***** Provided records
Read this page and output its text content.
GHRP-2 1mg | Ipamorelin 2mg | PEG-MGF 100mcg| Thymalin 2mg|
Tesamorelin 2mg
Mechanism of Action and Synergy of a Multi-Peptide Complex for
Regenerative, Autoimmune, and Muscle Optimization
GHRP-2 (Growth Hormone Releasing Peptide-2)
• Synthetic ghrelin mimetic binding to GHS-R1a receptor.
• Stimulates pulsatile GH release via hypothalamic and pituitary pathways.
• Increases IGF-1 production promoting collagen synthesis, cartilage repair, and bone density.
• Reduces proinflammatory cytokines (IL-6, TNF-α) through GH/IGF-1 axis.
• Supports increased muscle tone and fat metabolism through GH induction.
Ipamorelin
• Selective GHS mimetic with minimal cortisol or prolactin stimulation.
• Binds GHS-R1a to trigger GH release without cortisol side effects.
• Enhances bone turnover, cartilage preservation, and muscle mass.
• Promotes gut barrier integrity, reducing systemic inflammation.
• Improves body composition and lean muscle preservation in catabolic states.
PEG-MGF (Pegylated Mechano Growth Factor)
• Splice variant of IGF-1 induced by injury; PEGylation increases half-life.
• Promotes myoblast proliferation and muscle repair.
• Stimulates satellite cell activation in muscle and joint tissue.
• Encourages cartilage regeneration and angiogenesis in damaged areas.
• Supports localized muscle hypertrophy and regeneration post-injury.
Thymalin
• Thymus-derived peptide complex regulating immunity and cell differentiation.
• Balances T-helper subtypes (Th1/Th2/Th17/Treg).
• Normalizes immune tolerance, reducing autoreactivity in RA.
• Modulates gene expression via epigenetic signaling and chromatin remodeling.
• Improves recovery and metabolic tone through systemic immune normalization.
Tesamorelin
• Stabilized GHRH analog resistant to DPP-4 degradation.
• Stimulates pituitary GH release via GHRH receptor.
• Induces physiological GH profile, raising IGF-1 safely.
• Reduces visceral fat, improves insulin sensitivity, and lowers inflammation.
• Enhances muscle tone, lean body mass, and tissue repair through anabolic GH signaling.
**********
What this task involves »
Return a copy of each line in the entries that contains "GHRH".

Result for this exercise »
• Stabilized GHRH analog resistant to DPP-4 degradation.
• Stimulates pituitary GH release via GHRH receptor.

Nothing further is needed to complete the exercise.